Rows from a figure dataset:
************
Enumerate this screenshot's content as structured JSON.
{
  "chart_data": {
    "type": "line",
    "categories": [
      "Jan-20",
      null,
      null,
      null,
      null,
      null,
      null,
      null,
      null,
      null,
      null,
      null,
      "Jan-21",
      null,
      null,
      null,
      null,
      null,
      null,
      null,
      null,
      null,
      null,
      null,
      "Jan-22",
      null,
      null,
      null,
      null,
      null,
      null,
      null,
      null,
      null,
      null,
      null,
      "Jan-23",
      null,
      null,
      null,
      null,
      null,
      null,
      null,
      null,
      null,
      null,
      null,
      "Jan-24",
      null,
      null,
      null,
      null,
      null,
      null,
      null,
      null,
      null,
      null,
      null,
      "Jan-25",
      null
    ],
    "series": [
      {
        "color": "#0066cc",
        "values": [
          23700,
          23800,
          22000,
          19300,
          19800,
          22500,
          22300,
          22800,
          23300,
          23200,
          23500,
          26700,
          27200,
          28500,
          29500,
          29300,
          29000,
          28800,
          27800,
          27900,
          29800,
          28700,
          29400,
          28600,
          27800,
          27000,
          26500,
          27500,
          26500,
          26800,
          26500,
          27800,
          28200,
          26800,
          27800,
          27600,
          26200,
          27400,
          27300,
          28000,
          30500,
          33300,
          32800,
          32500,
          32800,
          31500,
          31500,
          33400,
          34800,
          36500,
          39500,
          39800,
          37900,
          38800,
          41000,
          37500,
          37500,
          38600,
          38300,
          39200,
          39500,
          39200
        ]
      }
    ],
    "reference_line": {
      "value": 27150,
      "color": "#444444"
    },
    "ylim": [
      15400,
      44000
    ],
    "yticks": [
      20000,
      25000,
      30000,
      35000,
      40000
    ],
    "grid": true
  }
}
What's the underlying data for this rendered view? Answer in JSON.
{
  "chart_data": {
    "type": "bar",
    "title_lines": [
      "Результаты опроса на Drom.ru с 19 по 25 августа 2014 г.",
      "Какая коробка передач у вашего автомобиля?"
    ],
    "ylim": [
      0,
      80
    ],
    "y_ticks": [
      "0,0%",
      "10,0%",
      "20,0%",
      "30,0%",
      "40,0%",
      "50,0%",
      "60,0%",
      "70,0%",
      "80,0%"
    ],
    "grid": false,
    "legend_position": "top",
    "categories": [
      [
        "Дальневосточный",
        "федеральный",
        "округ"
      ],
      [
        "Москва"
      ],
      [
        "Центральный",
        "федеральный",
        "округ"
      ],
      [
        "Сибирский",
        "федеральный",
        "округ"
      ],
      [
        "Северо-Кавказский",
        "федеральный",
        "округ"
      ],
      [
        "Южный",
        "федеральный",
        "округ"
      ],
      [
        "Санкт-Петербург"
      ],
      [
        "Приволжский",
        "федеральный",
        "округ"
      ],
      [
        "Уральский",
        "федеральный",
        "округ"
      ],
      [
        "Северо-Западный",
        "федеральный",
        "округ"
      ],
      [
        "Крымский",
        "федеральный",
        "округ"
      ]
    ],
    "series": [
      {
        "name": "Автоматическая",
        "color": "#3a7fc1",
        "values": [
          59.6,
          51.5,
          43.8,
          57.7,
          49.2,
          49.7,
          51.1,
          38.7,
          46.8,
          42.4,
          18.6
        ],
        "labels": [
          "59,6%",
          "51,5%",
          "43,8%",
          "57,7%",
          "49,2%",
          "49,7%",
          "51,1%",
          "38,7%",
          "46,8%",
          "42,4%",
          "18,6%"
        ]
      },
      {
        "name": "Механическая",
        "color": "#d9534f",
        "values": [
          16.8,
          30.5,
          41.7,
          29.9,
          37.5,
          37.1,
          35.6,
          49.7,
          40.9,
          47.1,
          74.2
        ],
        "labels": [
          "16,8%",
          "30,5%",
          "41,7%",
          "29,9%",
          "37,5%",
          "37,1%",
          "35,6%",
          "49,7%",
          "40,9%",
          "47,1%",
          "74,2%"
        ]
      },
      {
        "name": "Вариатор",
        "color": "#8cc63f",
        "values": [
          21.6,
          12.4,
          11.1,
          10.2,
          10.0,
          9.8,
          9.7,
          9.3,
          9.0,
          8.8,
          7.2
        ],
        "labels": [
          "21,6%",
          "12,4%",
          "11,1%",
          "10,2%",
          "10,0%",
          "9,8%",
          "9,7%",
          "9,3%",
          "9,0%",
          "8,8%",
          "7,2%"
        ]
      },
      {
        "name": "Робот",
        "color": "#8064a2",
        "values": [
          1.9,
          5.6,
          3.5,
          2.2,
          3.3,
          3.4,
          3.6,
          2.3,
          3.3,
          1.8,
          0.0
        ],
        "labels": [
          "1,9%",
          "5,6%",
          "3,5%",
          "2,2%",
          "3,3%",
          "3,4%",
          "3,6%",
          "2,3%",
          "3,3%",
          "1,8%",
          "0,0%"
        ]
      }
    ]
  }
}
************
Repeat all entries. Match them exactly.

Enumerate this screenshot's content as structured JSON.
{
  "chart_data": {
    "type": "line",
    "categories": [
      "Jan-20",
      null,
      null,
      null,
      null,
      null,
      null,
      null,
      null,
      null,
      null,
      null,
      "Jan-21",
      null,
      null,
      null,
      null,
      null,
      null,
      null,
      null,
      null,
      null,
      null,
      "Jan-22",
      null,
      null,
      null,
      null,
      null,
      null,
      null,
      null,
      null,
      null,
      null,
      "Jan-23",
      null,
      null,
      null,
      null,
      null,
      null,
      null,
      null,
      null,
      null,
      null,
      "Jan-24",
      null,
      null,
      null,
      null,
      null,
      null,
      null,
      null,
      null,
      null,
      null,
      "Jan-25",
      null
    ],
    "series": [
      {
        "color": "#0066cc",
        "values": [
          23700,
          23800,
          22000,
          19300,
          19800,
          22500,
          22300,
          22800,
          23300,
          23200,
          23500,
          26700,
          27200,
          28500,
          29500,
          29300,
          29000,
          28800,
          27800,
          27900,
          29800,
          28700,
          29400,
          28600,
          27800,
          27000,
          26500,
          27500,
          26500,
          26800,
          26500,
          27800,
          28200,
          26800,
          27800,
          27600,
          26200,
          27400,
          27300,
          28000,
          30500,
          33300,
          32800,
          32500,
          32800,
          31500,
          31500,
          33400,
          34800,
          36500,
          39500,
          39800,
          37900,
          38800,
          41000,
          37500,
          37500,
          38600,
          38300,
          39200,
          39500,
          39200
        ]
      }
    ],
    "reference_line": {
      "value": 27150,
      "color": "#444444"
    },
    "ylim": [
      15400,
      44000
    ],
    "yticks": [
      20000,
      25000,
      30000,
      35000,
      40000
    ],
    "grid": true
  }
}
What's the underlying data for this rendered view? Answer in JSON.
{
  "chart_data": {
    "type": "bar",
    "title_lines": [
      "Результаты опроса на Drom.ru с 19 по 25 августа 2014 г.",
      "Какая коробка передач у вашего автомобиля?"
    ],
    "ylim": [
      0,
      80
    ],
    "y_ticks": [
      "0,0%",
      "10,0%",
      "20,0%",
      "30,0%",
      "40,0%",
      "50,0%",
      "60,0%",
      "70,0%",
      "80,0%"
    ],
    "grid": false,
    "legend_position": "top",
    "categories": [
      [
        "Дальневосточный",
        "федеральный",
        "округ"
      ],
      [
        "Москва"
      ],
      [
        "Центральный",
        "федеральный",
        "округ"
      ],
      [
        "Сибирский",
        "федеральный",
        "округ"
      ],
      [
        "Северо-Кавказский",
        "федеральный",
        "округ"
      ],
      [
        "Южный",
        "федеральный",
        "округ"
      ],
      [
        "Санкт-Петербург"
      ],
      [
        "Приволжский",
        "федеральный",
        "округ"
      ],
      [
        "Уральский",
        "федеральный",
        "округ"
      ],
      [
        "Северо-Западный",
        "федеральный",
        "округ"
      ],
      [
        "Крымский",
        "федеральный",
        "округ"
      ]
    ],
    "series": [
      {
        "name": "Автоматическая",
        "color": "#3a7fc1",
        "values": [
          59.6,
          51.5,
          43.8,
          57.7,
          49.2,
          49.7,
          51.1,
          38.7,
          46.8,
          42.4,
          18.6
        ],
        "labels": [
          "59,6%",
          "51,5%",
          "43,8%",
          "57,7%",
          "49,2%",
          "49,7%",
          "51,1%",
          "38,7%",
          "46,8%",
          "42,4%",
          "18,6%"
        ]
      },
      {
        "name": "Механическая",
        "color": "#d9534f",
        "values": [
          16.8,
          30.5,
          41.7,
          29.9,
          37.5,
          37.1,
          35.6,
          49.7,
          40.9,
          47.1,
          74.2
        ],
        "labels": [
          "16,8%",
          "30,5%",
          "41,7%",
          "29,9%",
          "37,5%",
          "37,1%",
          "35,6%",
          "49,7%",
          "40,9%",
          "47,1%",
          "74,2%"
        ]
      },
      {
        "name": "Вариатор",
        "color": "#8cc63f",
        "values": [
          21.6,
          12.4,
          11.1,
          10.2,
          10.0,
          9.8,
          9.7,
          9.3,
          9.0,
          8.8,
          7.2
        ],
        "labels": [
          "21,6%",
          "12,4%",
          "11,1%",
          "10,2%",
          "10,0%",
          "9,8%",
          "9,7%",
          "9,3%",
          "9,0%",
          "8,8%",
          "7,2%"
        ]
      },
      {
        "name": "Робот",
        "color": "#8064a2",
        "values": [
          1.9,
          5.6,
          3.5,
          2.2,
          3.3,
          3.4,
          3.6,
          2.3,
          3.3,
          1.8,
          0.0
        ],
        "labels": [
          "1,9%",
          "5,6%",
          "3,5%",
          "2,2%",
          "3,3%",
          "3,4%",
          "3,6%",
          "2,3%",
          "3,3%",
          "1,8%",
          "0,0%"
        ]
      }
    ]
  }
}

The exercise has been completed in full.